■ **Directions**
Your task is to transcribe all of the records exactly and leave out the pictures.

■ **Stored data**
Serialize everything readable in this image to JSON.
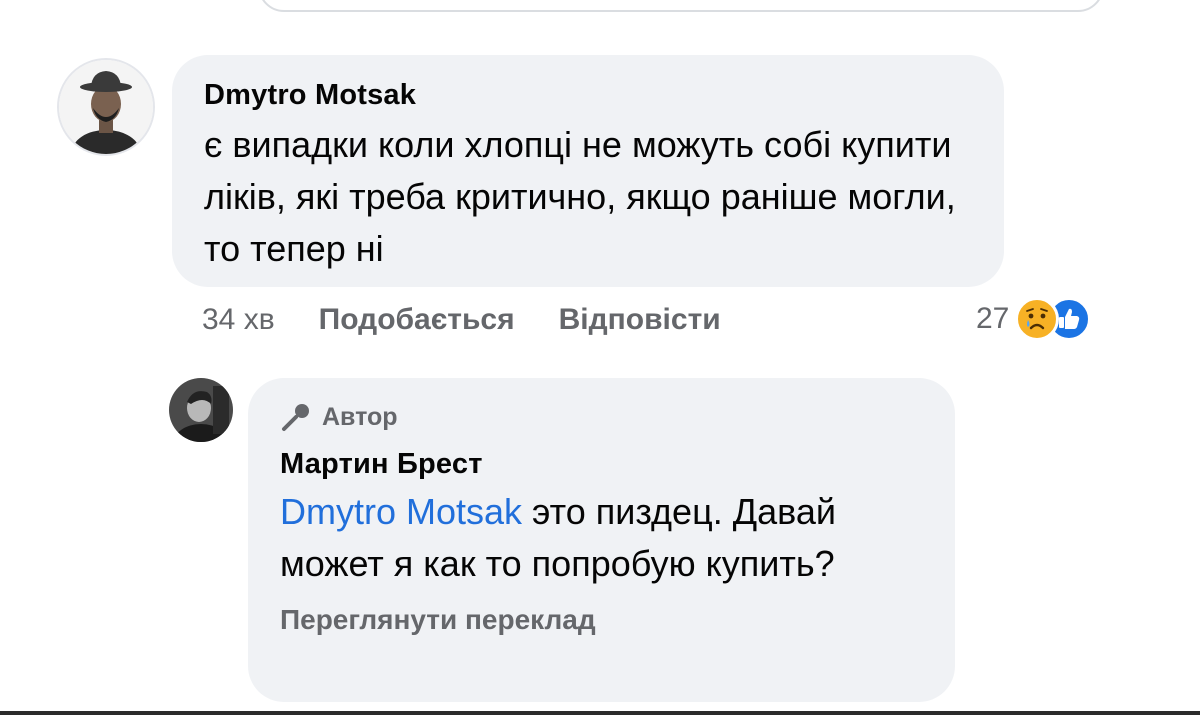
{
  "comment": {
    "author": "Dmytro Motsak",
    "text": "є випадки коли хлопці не можуть собі купити ліків, які треба критично, якщо раніше могли, то тепер ні",
    "time": "34 хв",
    "like_label": "Подобається",
    "reply_label": "Відповісти",
    "reaction_count": "27",
    "reactions": [
      "sad-icon",
      "like-icon"
    ]
  },
  "reply": {
    "badge": "Автор",
    "author": "Мартин Брест",
    "mention": "Dmytro Motsak",
    "text": " это пиздец. Давай может я как то попробую купить?",
    "translate_label": "Переглянути переклад"
  },
  "colors": {
    "bubble": "#f0f2f5",
    "secondary_text": "#65676b",
    "mention": "#216fdb",
    "like_blue": "#1b74e4",
    "sad_yellow": "#f7b125"
  }
}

■ **Exercise solution**
Serialize everything readable in this image to JSON.
{
  "comment": {
    "author": "Dmytro Motsak",
    "text": "є випадки коли хлопці не можуть собі купити ліків, які треба критично, якщо раніше могли, то тепер ні",
    "time": "34 хв",
    "like_label": "Подобається",
    "reply_label": "Відповісти",
    "reaction_count": "27",
    "reactions": [
      "sad-icon",
      "like-icon"
    ]
  },
  "reply": {
    "badge": "Автор",
    "author": "Мартин Брест",
    "mention": "Dmytro Motsak",
    "text": " это пиздец. Давай может я как то попробую купить?",
    "translate_label": "Переглянути переклад"
  },
  "colors": {
    "bubble": "#f0f2f5",
    "secondary_text": "#65676b",
    "mention": "#216fdb",
    "like_blue": "#1b74e4",
    "sad_yellow": "#f7b125"
  }
}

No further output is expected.